* [Goal of the exercise]
Gather the lines from the material that contain "title".

══ Supplied information ══

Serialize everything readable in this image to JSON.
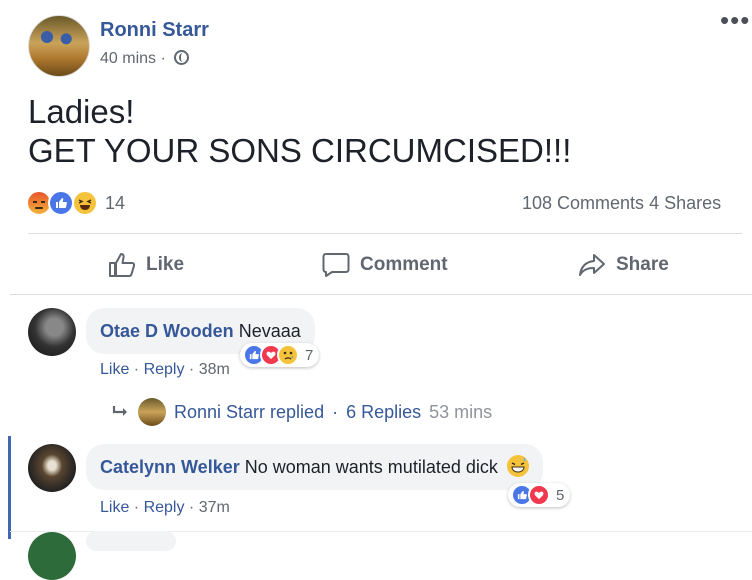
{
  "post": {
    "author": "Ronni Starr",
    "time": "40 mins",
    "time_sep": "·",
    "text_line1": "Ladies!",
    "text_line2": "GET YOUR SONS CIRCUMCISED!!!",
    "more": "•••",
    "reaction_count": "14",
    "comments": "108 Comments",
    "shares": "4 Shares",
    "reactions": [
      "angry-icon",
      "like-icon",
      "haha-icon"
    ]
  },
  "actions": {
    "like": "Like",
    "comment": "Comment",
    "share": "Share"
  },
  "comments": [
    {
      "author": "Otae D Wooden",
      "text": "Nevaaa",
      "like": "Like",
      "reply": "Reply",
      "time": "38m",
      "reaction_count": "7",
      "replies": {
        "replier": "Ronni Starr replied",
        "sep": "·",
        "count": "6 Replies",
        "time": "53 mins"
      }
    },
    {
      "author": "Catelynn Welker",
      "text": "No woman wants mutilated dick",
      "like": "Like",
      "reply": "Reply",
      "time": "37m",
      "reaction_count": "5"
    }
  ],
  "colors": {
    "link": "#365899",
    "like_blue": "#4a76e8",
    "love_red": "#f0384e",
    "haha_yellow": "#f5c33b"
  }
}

═══
══ Supplied information ══

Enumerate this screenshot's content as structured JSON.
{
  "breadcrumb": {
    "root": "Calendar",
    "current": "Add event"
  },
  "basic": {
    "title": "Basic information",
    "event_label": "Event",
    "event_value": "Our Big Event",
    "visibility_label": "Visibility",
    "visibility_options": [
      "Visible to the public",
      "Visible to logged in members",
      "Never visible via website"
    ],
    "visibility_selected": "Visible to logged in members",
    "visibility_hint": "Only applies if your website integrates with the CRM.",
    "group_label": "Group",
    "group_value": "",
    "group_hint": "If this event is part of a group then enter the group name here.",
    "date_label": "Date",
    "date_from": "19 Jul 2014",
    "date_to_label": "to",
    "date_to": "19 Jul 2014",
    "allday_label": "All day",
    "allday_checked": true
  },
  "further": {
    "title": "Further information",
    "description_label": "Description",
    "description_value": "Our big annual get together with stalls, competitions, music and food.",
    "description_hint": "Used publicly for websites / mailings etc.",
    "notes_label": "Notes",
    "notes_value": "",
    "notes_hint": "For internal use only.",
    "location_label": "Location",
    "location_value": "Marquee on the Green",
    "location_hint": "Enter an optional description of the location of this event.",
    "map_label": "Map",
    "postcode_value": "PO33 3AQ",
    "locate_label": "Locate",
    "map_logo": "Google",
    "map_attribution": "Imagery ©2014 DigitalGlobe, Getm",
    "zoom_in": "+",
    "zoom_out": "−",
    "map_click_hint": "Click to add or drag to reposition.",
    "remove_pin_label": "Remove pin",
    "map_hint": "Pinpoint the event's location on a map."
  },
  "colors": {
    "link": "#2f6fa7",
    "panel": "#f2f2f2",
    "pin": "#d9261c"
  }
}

═══

* [Written response]
    "title": "Basic information",
    "title": "Further information",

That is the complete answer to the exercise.